_Task to complete:_ Extract all lines from the data beneath that include the word "form".

_Extracted records:_
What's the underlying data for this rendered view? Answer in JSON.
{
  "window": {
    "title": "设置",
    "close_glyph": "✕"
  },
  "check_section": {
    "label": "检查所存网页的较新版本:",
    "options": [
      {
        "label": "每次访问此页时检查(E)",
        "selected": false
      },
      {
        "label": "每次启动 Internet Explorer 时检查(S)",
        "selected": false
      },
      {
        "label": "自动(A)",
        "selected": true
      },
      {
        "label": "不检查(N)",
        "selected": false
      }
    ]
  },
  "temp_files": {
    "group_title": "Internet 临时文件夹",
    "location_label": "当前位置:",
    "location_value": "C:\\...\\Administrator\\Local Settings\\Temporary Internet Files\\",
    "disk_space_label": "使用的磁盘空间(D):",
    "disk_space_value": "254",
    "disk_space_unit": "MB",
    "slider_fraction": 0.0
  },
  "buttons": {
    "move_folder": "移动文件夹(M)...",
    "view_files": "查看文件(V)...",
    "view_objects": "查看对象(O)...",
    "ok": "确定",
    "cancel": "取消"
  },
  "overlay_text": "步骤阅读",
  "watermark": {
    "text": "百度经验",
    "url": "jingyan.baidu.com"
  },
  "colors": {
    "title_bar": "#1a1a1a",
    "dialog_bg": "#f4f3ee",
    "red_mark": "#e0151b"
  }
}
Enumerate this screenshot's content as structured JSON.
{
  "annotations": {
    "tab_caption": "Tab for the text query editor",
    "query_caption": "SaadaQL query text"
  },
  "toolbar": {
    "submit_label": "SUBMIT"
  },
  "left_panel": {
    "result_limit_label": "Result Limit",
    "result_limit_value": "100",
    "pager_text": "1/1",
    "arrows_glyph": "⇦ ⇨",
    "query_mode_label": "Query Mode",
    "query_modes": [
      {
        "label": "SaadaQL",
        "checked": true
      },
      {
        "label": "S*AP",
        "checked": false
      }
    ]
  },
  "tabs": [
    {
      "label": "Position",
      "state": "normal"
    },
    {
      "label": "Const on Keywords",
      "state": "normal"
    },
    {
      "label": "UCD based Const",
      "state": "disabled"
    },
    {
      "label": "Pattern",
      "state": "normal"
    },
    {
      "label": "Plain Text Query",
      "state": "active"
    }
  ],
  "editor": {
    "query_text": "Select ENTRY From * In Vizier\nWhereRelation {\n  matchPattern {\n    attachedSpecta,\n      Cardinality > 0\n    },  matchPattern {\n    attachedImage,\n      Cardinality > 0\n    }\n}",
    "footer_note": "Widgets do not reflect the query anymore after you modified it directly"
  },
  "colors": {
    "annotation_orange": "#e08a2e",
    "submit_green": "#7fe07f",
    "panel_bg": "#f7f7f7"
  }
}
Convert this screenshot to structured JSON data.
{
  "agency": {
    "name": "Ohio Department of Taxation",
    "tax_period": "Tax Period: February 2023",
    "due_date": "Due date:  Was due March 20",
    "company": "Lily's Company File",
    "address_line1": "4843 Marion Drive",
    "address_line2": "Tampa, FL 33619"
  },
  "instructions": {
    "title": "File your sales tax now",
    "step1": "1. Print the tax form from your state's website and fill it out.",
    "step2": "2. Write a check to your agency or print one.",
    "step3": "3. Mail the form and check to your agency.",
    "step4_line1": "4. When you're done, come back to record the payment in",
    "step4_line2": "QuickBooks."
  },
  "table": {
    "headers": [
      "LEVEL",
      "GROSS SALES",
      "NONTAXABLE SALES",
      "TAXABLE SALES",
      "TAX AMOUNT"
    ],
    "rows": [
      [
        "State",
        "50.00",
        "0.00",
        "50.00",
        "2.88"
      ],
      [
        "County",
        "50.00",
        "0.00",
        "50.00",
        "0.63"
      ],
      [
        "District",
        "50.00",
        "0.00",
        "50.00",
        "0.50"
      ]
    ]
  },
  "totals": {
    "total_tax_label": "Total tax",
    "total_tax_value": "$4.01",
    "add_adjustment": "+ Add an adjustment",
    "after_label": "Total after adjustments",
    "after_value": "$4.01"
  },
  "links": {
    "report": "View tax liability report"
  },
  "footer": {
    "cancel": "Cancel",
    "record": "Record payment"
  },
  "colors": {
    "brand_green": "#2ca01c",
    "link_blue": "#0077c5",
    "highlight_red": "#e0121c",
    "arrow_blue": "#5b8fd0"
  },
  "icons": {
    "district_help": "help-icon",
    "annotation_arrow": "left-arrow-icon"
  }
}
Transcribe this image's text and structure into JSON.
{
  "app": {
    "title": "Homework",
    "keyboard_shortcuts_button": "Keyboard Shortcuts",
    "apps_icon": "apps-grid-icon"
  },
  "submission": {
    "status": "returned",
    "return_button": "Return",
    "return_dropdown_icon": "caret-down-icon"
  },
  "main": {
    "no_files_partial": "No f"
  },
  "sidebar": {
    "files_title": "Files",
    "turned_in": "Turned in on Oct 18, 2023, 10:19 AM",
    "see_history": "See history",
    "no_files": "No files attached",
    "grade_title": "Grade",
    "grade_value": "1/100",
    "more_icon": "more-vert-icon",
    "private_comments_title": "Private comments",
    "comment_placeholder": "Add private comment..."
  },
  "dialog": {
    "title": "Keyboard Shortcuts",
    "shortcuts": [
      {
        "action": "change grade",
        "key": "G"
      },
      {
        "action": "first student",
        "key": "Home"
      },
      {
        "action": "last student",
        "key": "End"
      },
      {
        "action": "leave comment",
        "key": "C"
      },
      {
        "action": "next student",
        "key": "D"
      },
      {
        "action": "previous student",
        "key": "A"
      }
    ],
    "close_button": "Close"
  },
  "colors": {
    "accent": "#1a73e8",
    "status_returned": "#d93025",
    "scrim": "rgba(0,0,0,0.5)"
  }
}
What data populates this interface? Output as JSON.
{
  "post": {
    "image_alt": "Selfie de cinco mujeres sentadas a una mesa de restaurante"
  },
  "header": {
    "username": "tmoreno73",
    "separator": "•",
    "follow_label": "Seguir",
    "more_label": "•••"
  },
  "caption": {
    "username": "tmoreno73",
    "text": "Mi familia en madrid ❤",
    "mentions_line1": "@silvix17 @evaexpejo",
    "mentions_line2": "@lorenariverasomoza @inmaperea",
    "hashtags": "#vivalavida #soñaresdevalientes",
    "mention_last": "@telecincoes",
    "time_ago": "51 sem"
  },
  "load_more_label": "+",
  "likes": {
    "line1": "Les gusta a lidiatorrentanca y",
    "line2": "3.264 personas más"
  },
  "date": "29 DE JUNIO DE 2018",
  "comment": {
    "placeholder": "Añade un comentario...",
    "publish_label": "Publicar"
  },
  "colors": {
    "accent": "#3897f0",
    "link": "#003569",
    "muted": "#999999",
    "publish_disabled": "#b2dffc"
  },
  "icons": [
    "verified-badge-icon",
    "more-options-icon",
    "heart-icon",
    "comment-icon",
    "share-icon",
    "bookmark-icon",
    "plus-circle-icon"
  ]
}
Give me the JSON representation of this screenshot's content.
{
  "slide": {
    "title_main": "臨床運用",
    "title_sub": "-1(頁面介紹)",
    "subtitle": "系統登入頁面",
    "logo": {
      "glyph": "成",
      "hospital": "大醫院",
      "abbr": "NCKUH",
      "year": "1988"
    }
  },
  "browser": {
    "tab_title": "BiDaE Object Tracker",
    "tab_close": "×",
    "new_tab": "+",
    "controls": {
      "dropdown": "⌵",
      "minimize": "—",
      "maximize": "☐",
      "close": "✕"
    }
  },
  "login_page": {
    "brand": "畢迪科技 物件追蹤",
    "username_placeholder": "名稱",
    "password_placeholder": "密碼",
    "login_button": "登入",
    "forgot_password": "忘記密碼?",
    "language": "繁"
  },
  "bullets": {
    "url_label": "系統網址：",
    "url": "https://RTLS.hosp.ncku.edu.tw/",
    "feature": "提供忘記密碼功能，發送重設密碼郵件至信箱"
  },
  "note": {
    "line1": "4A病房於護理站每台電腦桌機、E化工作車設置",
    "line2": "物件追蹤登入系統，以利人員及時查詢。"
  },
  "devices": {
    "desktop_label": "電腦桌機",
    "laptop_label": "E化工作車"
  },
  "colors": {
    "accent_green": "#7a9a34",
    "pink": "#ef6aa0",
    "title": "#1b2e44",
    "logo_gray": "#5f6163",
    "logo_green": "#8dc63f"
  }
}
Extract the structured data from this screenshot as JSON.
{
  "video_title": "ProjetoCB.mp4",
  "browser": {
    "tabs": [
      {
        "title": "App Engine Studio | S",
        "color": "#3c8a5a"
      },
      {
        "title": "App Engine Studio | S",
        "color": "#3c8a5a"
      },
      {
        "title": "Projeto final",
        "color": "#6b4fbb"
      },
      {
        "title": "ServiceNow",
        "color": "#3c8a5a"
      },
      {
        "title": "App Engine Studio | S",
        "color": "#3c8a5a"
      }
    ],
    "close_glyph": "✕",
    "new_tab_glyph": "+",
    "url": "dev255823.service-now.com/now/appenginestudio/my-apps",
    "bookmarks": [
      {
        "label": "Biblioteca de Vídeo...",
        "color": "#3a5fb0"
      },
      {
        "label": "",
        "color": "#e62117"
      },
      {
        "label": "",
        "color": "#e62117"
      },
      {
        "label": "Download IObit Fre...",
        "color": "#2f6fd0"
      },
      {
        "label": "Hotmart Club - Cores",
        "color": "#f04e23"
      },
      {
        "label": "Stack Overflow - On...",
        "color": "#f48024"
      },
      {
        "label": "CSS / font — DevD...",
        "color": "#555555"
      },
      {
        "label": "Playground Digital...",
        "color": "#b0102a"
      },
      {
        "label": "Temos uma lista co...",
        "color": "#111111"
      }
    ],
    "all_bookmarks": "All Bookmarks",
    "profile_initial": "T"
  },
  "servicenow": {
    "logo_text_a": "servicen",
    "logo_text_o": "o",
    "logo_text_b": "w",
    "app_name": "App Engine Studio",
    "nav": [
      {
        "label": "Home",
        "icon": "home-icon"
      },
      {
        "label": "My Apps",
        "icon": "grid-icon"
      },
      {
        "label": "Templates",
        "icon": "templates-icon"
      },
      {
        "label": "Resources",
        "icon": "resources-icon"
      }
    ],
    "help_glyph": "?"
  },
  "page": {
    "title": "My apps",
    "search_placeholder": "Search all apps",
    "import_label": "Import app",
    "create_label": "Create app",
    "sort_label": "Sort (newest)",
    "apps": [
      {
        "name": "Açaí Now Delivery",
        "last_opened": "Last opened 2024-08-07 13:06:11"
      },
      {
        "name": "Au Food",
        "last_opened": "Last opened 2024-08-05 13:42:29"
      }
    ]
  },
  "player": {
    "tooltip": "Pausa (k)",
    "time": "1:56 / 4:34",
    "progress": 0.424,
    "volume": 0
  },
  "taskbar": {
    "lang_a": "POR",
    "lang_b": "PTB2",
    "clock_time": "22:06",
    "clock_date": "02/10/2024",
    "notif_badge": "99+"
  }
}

_Written solution:_
    "step1": "1. Print the tax form from your state's website and fill it out.",
    "step3": "3. Mail the form and check to your agency.",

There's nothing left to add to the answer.